== EXERCISE DETAILS ==
Reproduce the listing word for word, leaving every picture behind.

== DATASET ==
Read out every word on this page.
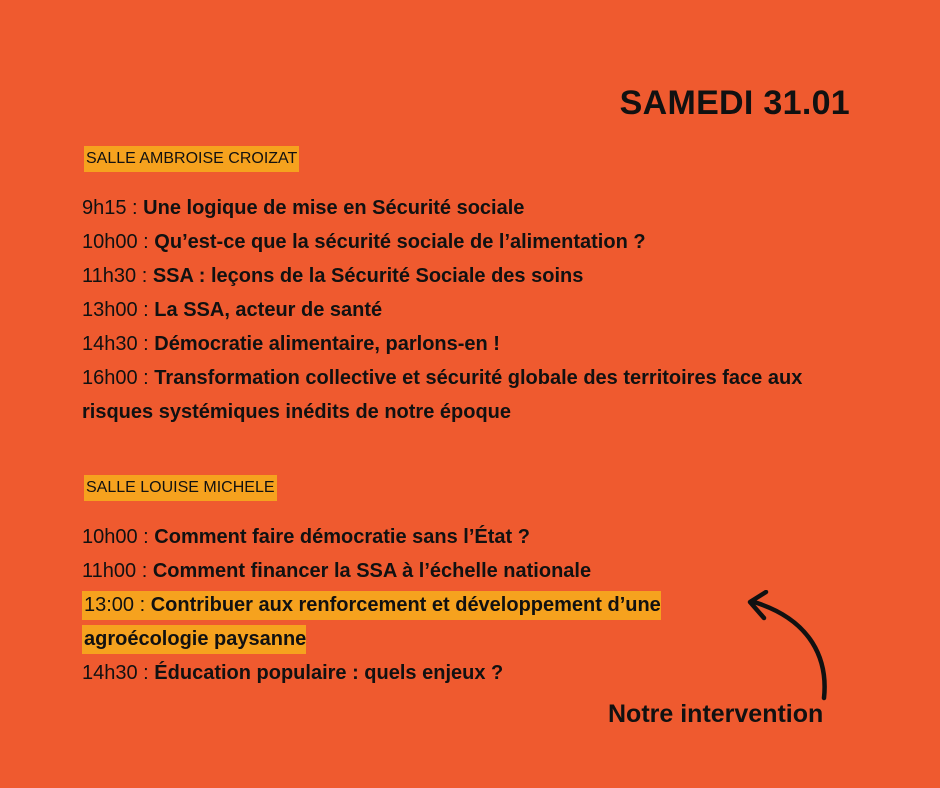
SAMEDI 31.01
SALLE AMBROISE CROIZAT
9h15 : Une logique de mise en Sécurité sociale
10h00 : Qu’est-ce que la sécurité sociale de l’alimentation ?
11h30 : SSA : leçons de la Sécurité Sociale des soins
13h00 : La SSA, acteur de santé
14h30 : Démocratie alimentaire, parlons-en !
16h00 : Transformation collective et sécurité globale des territoires face aux risques systémiques inédits de notre époque
SALLE LOUISE MICHELE
10h00 : Comment faire démocratie sans l’État ?
11h00 : Comment financer la SSA à l’échelle nationale
13:00 : Contribuer aux renforcement et développement d’une agroécologie paysanne
14h30 : Éducation populaire : quels enjeux ?
Notre intervention
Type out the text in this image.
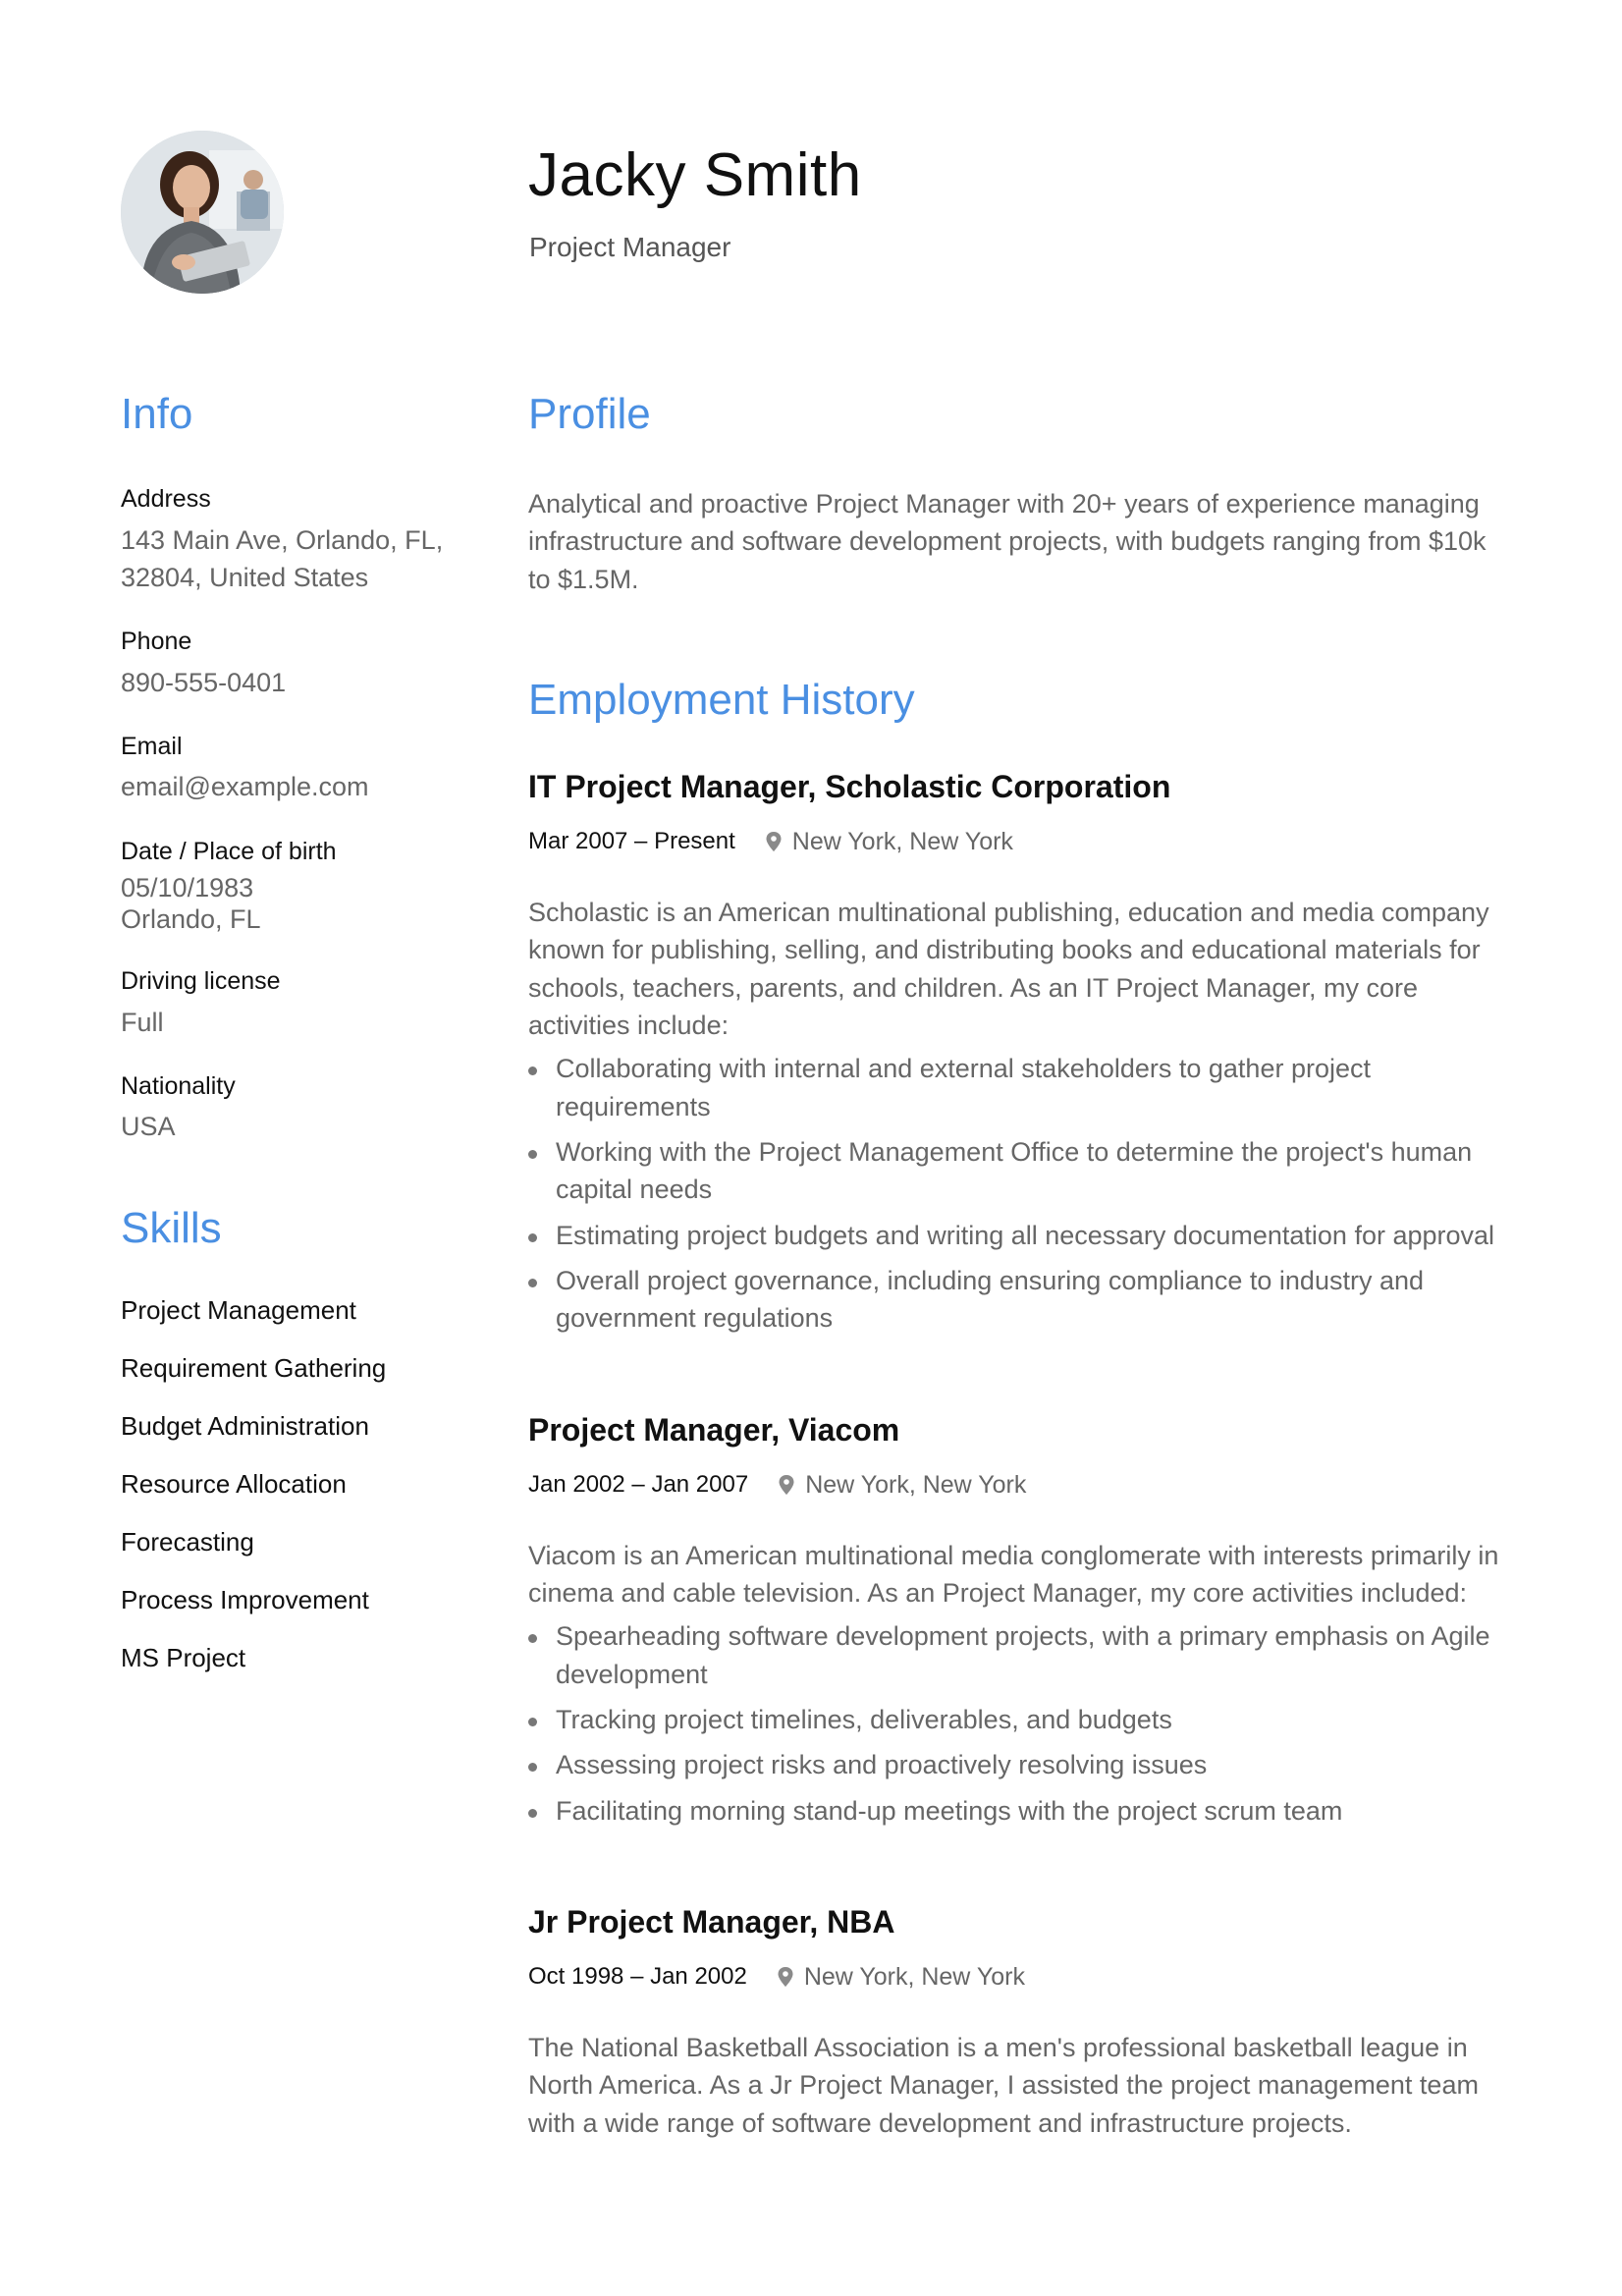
Jacky Smith
Project Manager
Info
Address
143 Main Ave, Orlando, FL, 32804, United States
Phone
890-555-0401
Email
email@example.com
Date / Place of birth
05/10/1983
Orlando, FL
Driving license
Full
Nationality
USA
Skills
Project Management
Requirement Gathering
Budget Administration
Resource Allocation
Forecasting
Process Improvement
MS Project
Profile
Analytical and proactive Project Manager with 20+ years of experience managing infrastructure and software development projects, with budgets ranging from $10k to $1.5M.
Employment History
IT Project Manager, Scholastic Corporation
Mar 2007 – Present New York, New York
Scholastic is an American multinational publishing, education and media company known for publishing, selling, and distributing books and educational materials for schools, teachers, parents, and children. As an IT Project Manager, my core activities include:
Collaborating with internal and external stakeholders to gather project requirements
Working with the Project Management Office to determine the project's human capital needs
Estimating project budgets and writing all necessary documentation for approval
Overall project governance, including ensuring compliance to industry and government regulations
Project Manager, Viacom
Jan 2002 – Jan 2007 New York, New York
Viacom is an American multinational media conglomerate with interests primarily in cinema and cable television. As an Project Manager, my core activities included:
Spearheading software development projects, with a primary emphasis on Agile development
Tracking project timelines, deliverables, and budgets
Assessing project risks and proactively resolving issues
Facilitating morning stand-up meetings with the project scrum team
Jr Project Manager, NBA
Oct 1998 – Jan 2002 New York, New York
The National Basketball Association is a men's professional basketball league in North America. As a Jr Project Manager, I assisted the project management team with a wide range of software development and infrastructure projects.
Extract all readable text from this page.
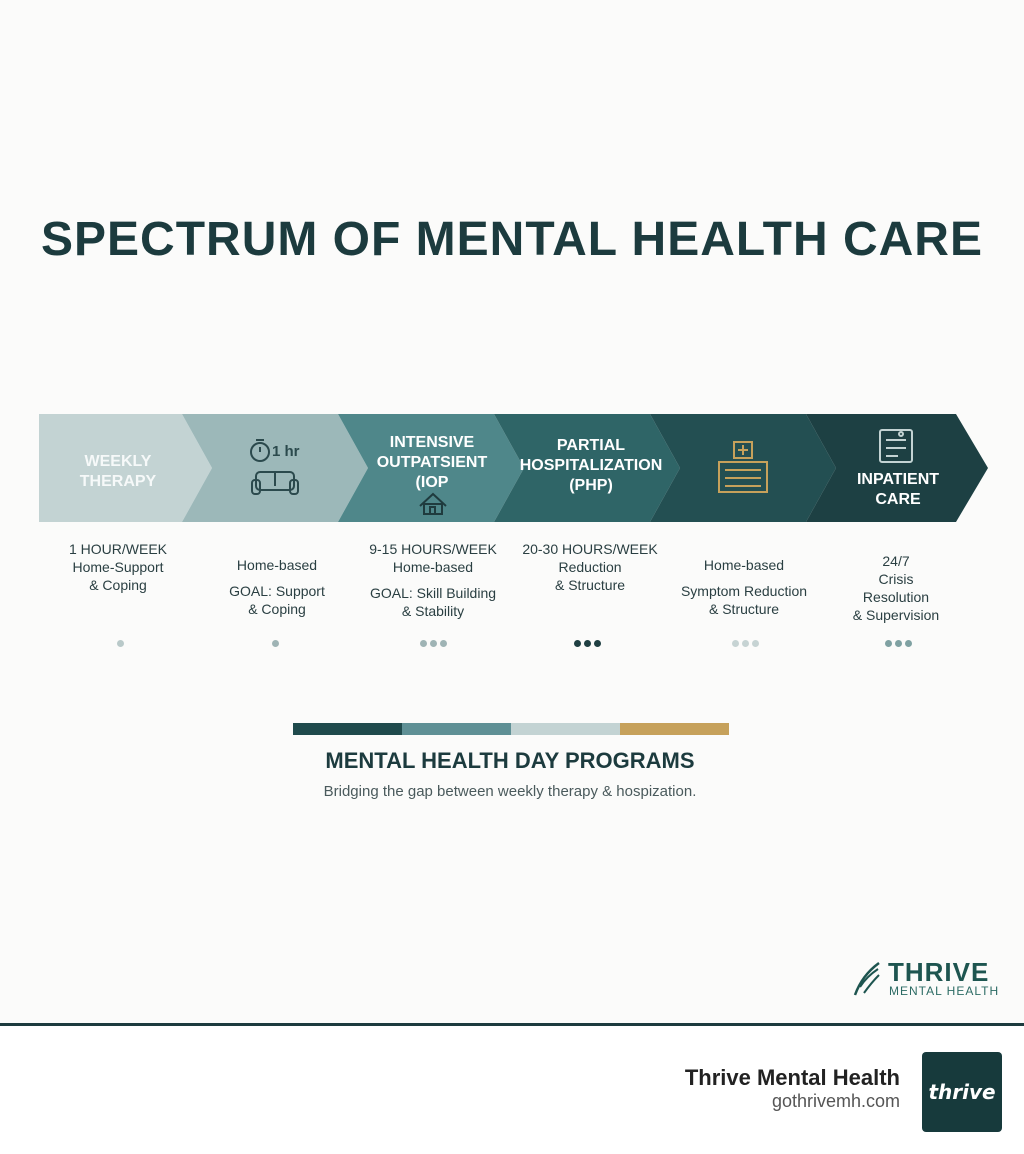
SPECTRUM OF MENTAL HEALTH CARE
WEEKLY
THERAPY
1 hr
INTENSIVE
OUTPATSIENT
(IOP
PARTIAL
HOSPITALIZATION
(PHP)	INPATIENT
CARE

1 HOUR/WEEK

Home-Support

& Coping

Home-based

GOAL: Support

& Coping

9-15 HOURS/WEEK

Home-based

GOAL: Skill Building

& Stability

20-30 HOURS/WEEK

Reduction

& Structure

Home-based

Symptom Reduction

& Structure

24/7

Crisis

Resolution

& Supervision

MENTAL HEALTH DAY PROGRAMS
Bridging the gap between weekly therapy & hospization.
THRIVE
MENTAL HEALTH
Thrive Mental Health
gothrivemh.com	thrive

== RESULT ==
Read out every word on this page.
SAMEDI 31.01
SALLE AMBROISE CROIZAT
9h15 : Une logique de mise en Sécurité sociale
10h00 : Qu’est-ce que la sécurité sociale de l’alimentation ?
11h30 : SSA : leçons de la Sécurité Sociale des soins
13h00 : La SSA, acteur de santé
14h30 : Démocratie alimentaire, parlons-en !
16h00 : Transformation collective et sécurité globale des territoires face aux risques systémiques inédits de notre époque
SALLE LOUISE MICHELE
10h00 : Comment faire démocratie sans l’État ?
11h00 : Comment financer la SSA à l’échelle nationale
13:00 : Contribuer aux renforcement et développement d’une agroécologie paysanne
14h30 : Éducation populaire : quels enjeux ?
Notre intervention
Type out the text in this image.
Jacky Smith
Project Manager
Info
Address
143 Main Ave, Orlando, FL, 32804, United States
Phone
890-555-0401
Email
email@example.com
Date / Place of birth
05/10/1983
Orlando, FL
Driving license
Full
Nationality
USA
Skills
Project Management
Requirement Gathering
Budget Administration
Resource Allocation
Forecasting
Process Improvement
MS Project
Profile
Analytical and proactive Project Manager with 20+ years of experience managing infrastructure and software development projects, with budgets ranging from $10k to $1.5M.
Employment History
IT Project Manager, Scholastic Corporation
Mar 2007 – Present New York, New York
Scholastic is an American multinational publishing, education and media company known for publishing, selling, and distributing books and educational materials for schools, teachers, parents, and children. As an IT Project Manager, my core activities include:
Collaborating with internal and external stakeholders to gather project requirements
Working with the Project Management Office to determine the project's human capital needs
Estimating project budgets and writing all necessary documentation for approval
Overall project governance, including ensuring compliance to industry and government regulations
Project Manager, Viacom
Jan 2002 – Jan 2007 New York, New York
Viacom is an American multinational media conglomerate with interests primarily in cinema and cable television. As an Project Manager, my core activities included:
Spearheading software development projects, with a primary emphasis on Agile development
Tracking project timelines, deliverables, and budgets
Assessing project risks and proactively resolving issues
Facilitating morning stand-up meetings with the project scrum team
Jr Project Manager, NBA
Oct 1998 – Jan 2002 New York, New York
The National Basketball Association is a men's professional basketball league in North America. As a Jr Project Manager, I assisted the project management team with a wide range of software development and infrastructure projects.
Extract all readable text from this page.
SPECTRUM OF MENTAL HEALTH CARE
WEEKLY
THERAPY
1 hr
INTENSIVE
OUTPATSIENT
(IOP
PARTIAL
HOSPITALIZATION
(PHP)	INPATIENT
CARE

1 HOUR/WEEK

Home-Support

& Coping

Home-based

GOAL: Support

& Coping

9-15 HOURS/WEEK

Home-based

GOAL: Skill Building

& Stability

20-30 HOURS/WEEK

Reduction

& Structure

Home-based

Symptom Reduction

& Structure

24/7

Crisis

Resolution

& Supervision

MENTAL HEALTH DAY PROGRAMS
Bridging the gap between weekly therapy & hospization.
THRIVE
MENTAL HEALTH
Thrive Mental Health
gothrivemh.com	thrive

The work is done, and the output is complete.